The exercise —
In the GALENA tutorial, start at the words "-e etiquetas en" and stop after "cancelar otras opciones.". Give that passage again with "fichero" switched to "archivo".

GALENA

Tutorial for GALENA tagger with text interface

This is a simple tutorial for getting started with the GALENA tagger and morphological analizer.

Usually, the tagger is a binary file with name gld (from galena lexer driver). Consult the download page in order to obtain the binary file for your machine and operating system. Altenatively, you can try the GALENA tagger text demo page. Currently, the tagger is able to recognize and correctly tag 13,667 lemmas of common Spanish with an average speed about 1360 word per second on a SPARCstation 20.


Help

Once you have the binary file for your system, you can invoke it with the -h option in order to obtain help about its syntax:
 $ gld -h
 Usage: gld [-e | -s] [-i <file>] [-o <file>] [-d <file>] [-h]

 -e etiquetas en inglés y en formato largo
 -s etiquetas en español y en formato largo
 -i <file> entrada de texto desde el fichero <file>
 -o <file> escribir el resultado en el fichero <file>
 -d <file> desambigüar usando la matriz situada en el fichero <file>
 -h mostrar esta ayuda, cancelar otras opciones.

 $


Input format

If you invoke gld without options, you must use your keyboard in order to introduce the text you want to analyze. Special characters are indicated as follow:


Output format

If you do not indicate any option to gld, the output will appear in your screen with the following format:

["The word analyzed", (The label in short format), "lemma"]

for each possible label of the word. Here you can see an example of a word having three taggings (noun, preposition and verb):

$ gld
sobre <Enter>
=> ["sobre", (Vysps0), "sobrar"]
["sobre", (Scms), "sobre"]
["sobre", (P), "sobre"]

$
You can finish introducing CTRL-D.


Useful options

If you do not know the tag set, use the option -e or -s in order to obtain long format output.

Source excerpt —
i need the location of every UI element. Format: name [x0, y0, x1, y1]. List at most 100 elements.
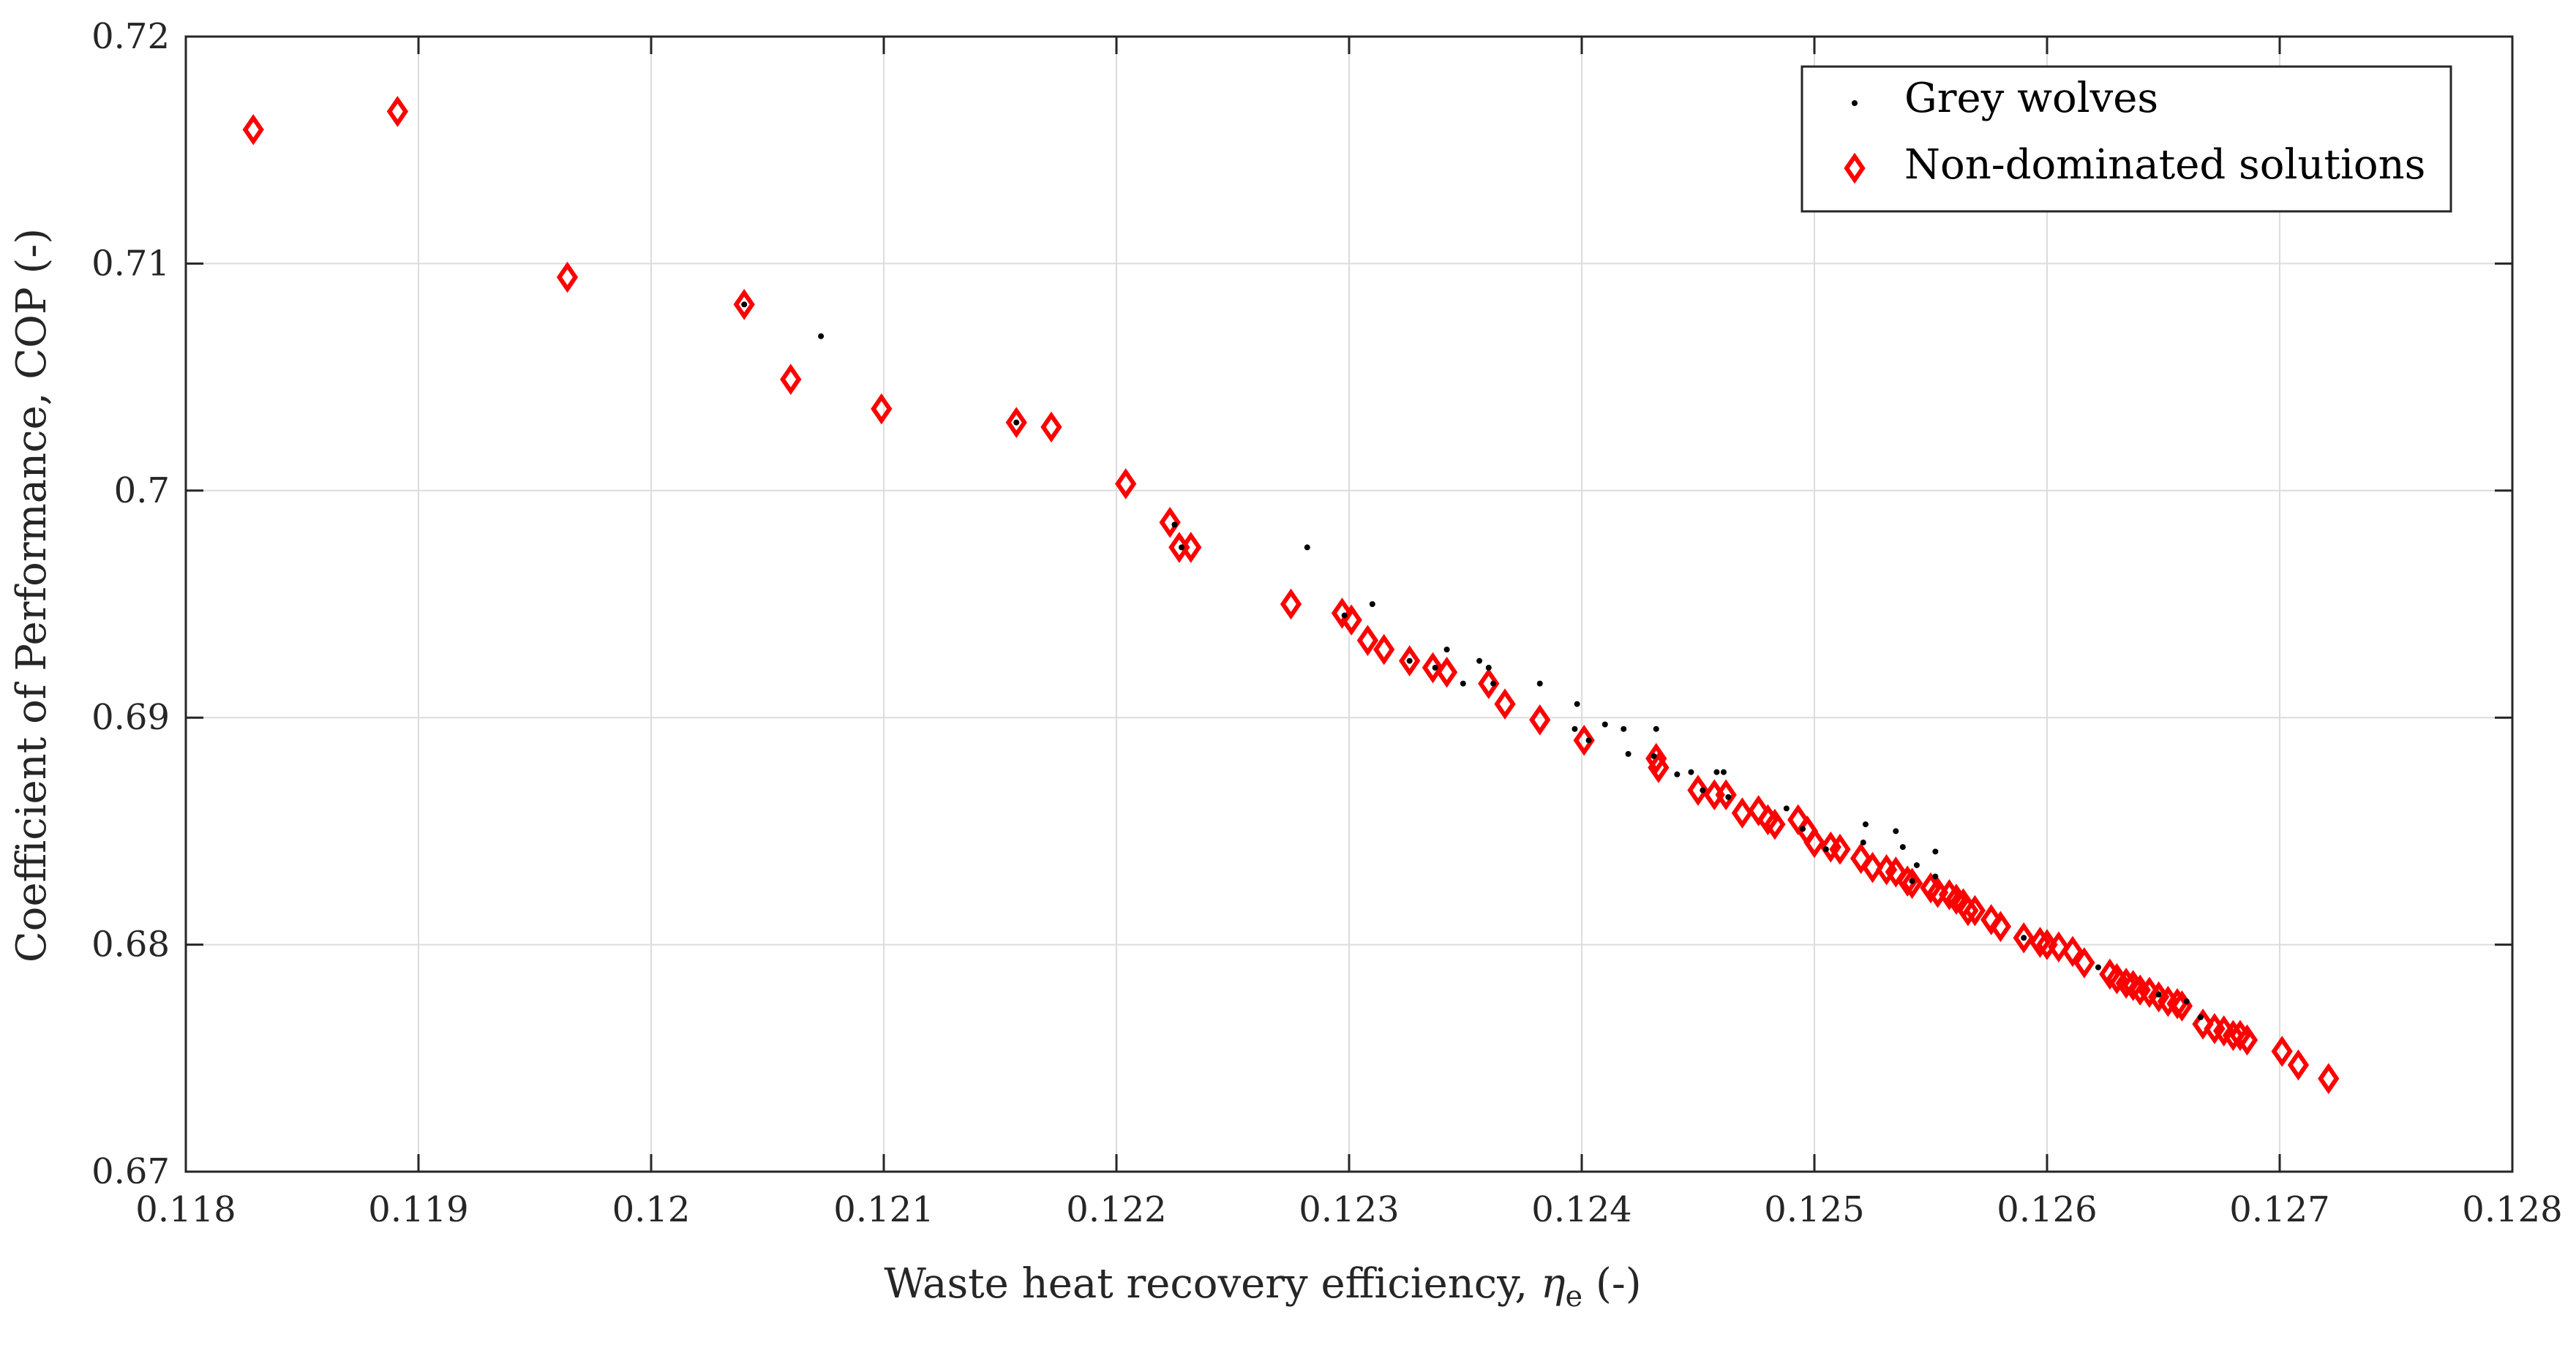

Solution to the exercise —
-e etiquetas en inglés y en formato largo
 -s etiquetas en español y en formato largo
 -i <file> entrada de texto desde el archivo <file>
 -o <file> escribir el resultado en el archivo <file>
 -d <file> desambigüar usando la matriz situada en el archivo <file>
 -h mostrar esta ayuda, cancelar otras opciones.